> Exercise task
Make an exact copy of the lines, leaving the pictures out.

* start *

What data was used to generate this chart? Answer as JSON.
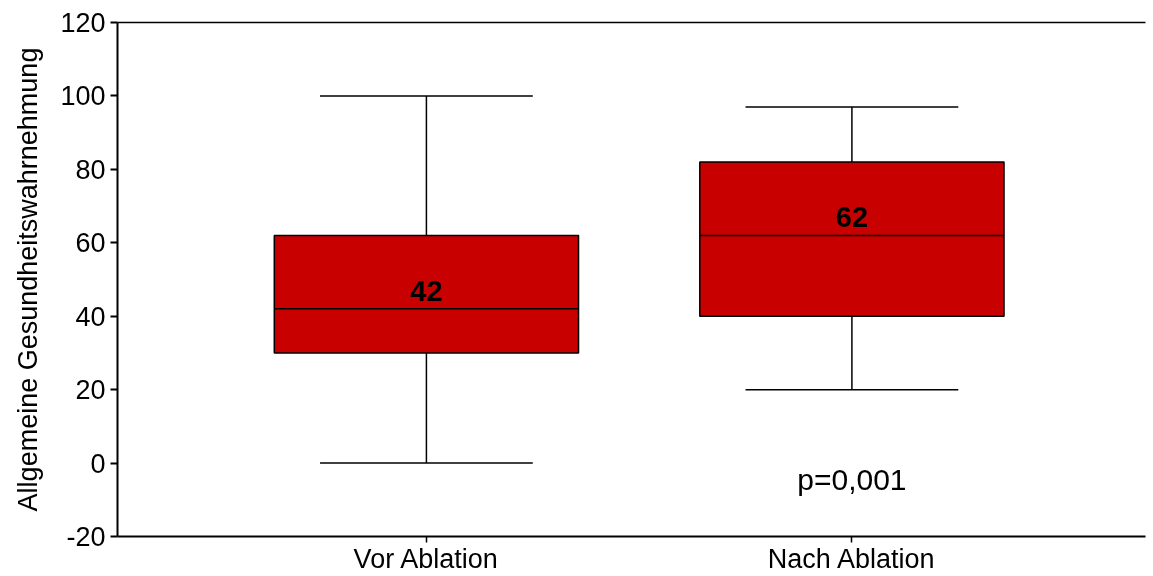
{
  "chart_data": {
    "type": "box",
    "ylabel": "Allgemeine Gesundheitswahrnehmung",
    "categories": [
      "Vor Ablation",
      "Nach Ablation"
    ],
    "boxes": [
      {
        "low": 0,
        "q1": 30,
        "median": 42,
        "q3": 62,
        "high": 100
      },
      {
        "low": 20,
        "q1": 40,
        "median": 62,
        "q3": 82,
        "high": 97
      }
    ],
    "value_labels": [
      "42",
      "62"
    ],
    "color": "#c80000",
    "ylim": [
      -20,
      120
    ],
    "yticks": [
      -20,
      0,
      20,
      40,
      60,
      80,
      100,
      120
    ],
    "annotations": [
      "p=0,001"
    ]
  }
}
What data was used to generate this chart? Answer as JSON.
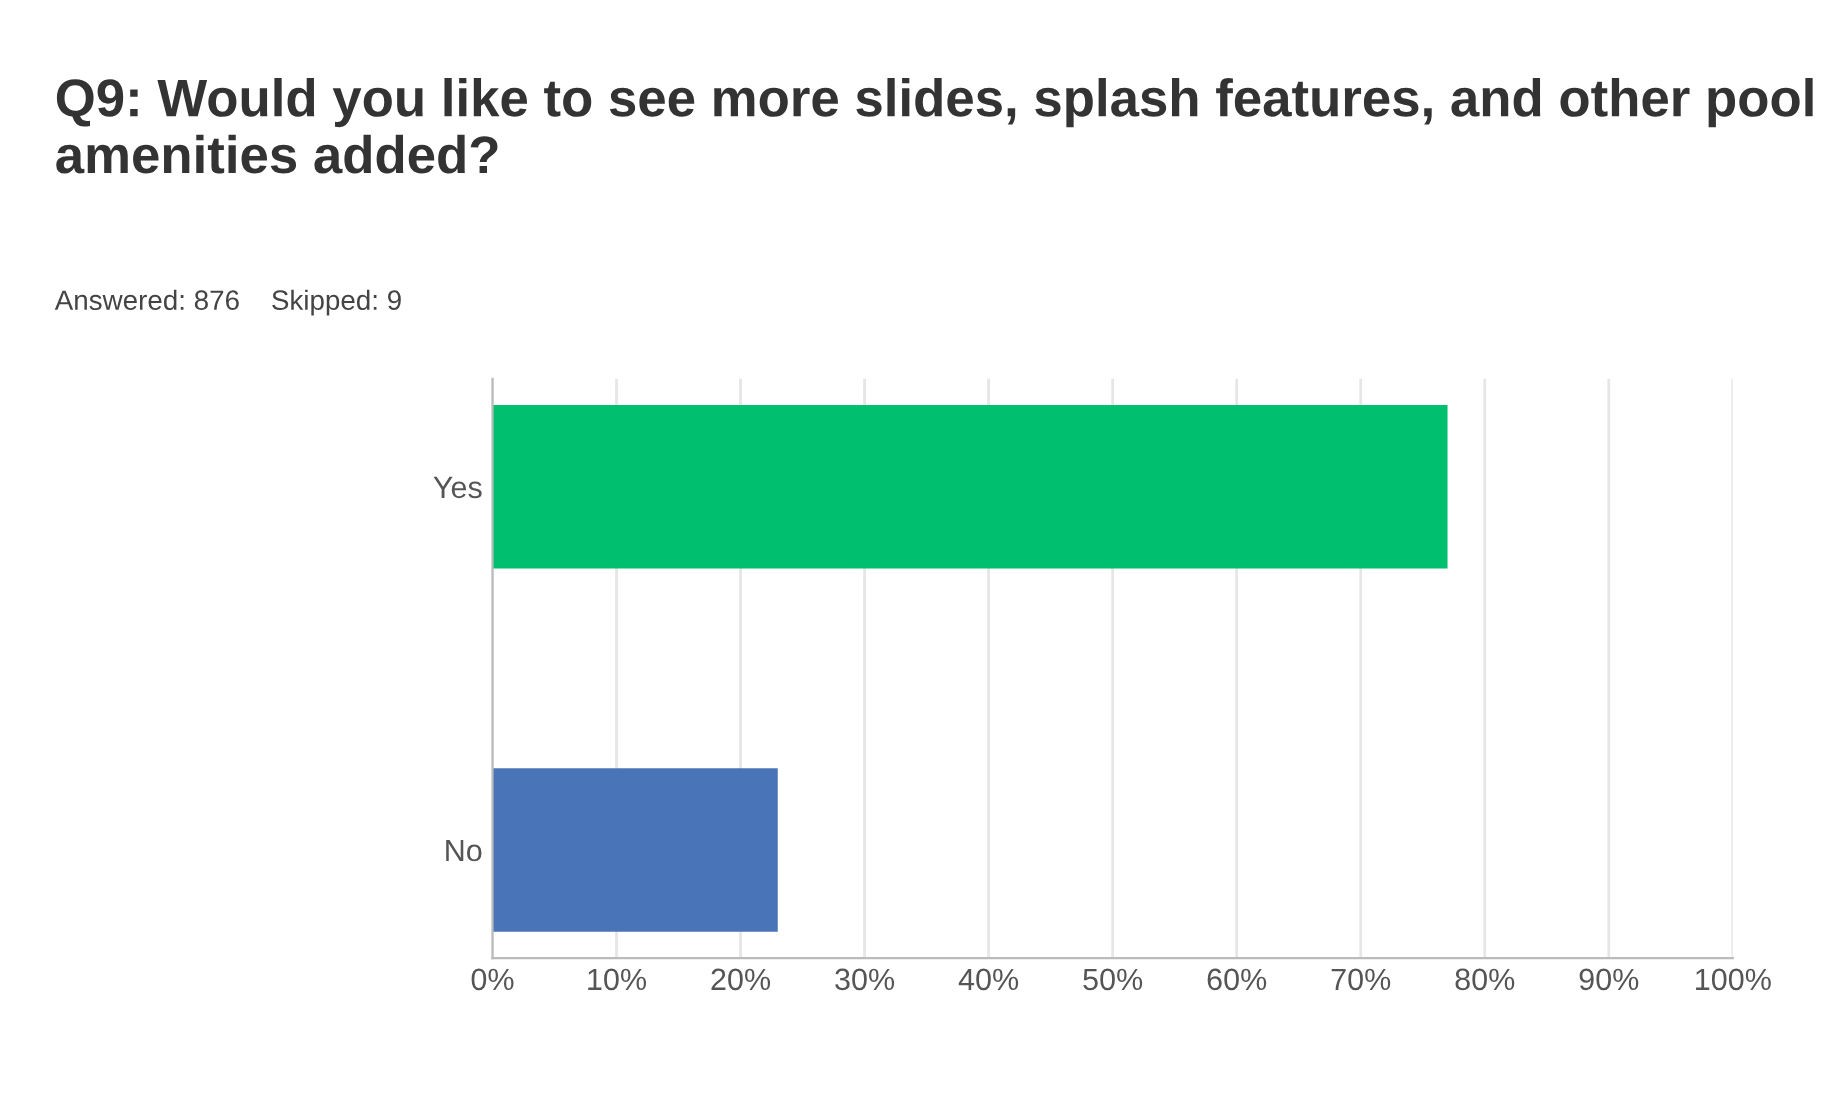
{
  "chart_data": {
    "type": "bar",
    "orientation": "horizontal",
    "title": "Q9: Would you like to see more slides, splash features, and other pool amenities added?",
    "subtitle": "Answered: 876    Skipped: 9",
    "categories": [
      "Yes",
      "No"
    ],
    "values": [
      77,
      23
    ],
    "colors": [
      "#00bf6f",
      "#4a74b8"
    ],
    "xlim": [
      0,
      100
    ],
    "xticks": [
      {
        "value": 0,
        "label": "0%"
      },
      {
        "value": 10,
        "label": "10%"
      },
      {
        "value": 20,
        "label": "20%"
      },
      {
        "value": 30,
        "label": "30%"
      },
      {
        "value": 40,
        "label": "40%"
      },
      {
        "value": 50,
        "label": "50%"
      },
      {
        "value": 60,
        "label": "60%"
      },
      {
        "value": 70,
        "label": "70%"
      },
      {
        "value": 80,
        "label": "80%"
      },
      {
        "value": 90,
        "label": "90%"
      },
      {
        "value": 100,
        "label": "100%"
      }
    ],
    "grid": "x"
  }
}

* end *

> Result
What data was used to generate this chart? Answer as JSON.
{
  "chart_data": {
    "type": "box",
    "ylabel": "Allgemeine Gesundheitswahrnehmung",
    "categories": [
      "Vor Ablation",
      "Nach Ablation"
    ],
    "boxes": [
      {
        "low": 0,
        "q1": 30,
        "median": 42,
        "q3": 62,
        "high": 100
      },
      {
        "low": 20,
        "q1": 40,
        "median": 62,
        "q3": 82,
        "high": 97
      }
    ],
    "value_labels": [
      "42",
      "62"
    ],
    "color": "#c80000",
    "ylim": [
      -20,
      120
    ],
    "yticks": [
      -20,
      0,
      20,
      40,
      60,
      80,
      100,
      120
    ],
    "annotations": [
      "p=0,001"
    ]
  }
}
What data was used to generate this chart? Answer as JSON.
{
  "chart_data": {
    "type": "bar",
    "orientation": "horizontal",
    "title": "Q9: Would you like to see more slides, splash features, and other pool amenities added?",
    "subtitle": "Answered: 876    Skipped: 9",
    "categories": [
      "Yes",
      "No"
    ],
    "values": [
      77,
      23
    ],
    "colors": [
      "#00bf6f",
      "#4a74b8"
    ],
    "xlim": [
      0,
      100
    ],
    "xticks": [
      {
        "value": 0,
        "label": "0%"
      },
      {
        "value": 10,
        "label": "10%"
      },
      {
        "value": 20,
        "label": "20%"
      },
      {
        "value": 30,
        "label": "30%"
      },
      {
        "value": 40,
        "label": "40%"
      },
      {
        "value": 50,
        "label": "50%"
      },
      {
        "value": 60,
        "label": "60%"
      },
      {
        "value": 70,
        "label": "70%"
      },
      {
        "value": 80,
        "label": "80%"
      },
      {
        "value": 90,
        "label": "90%"
      },
      {
        "value": 100,
        "label": "100%"
      }
    ],
    "grid": "x"
  }
}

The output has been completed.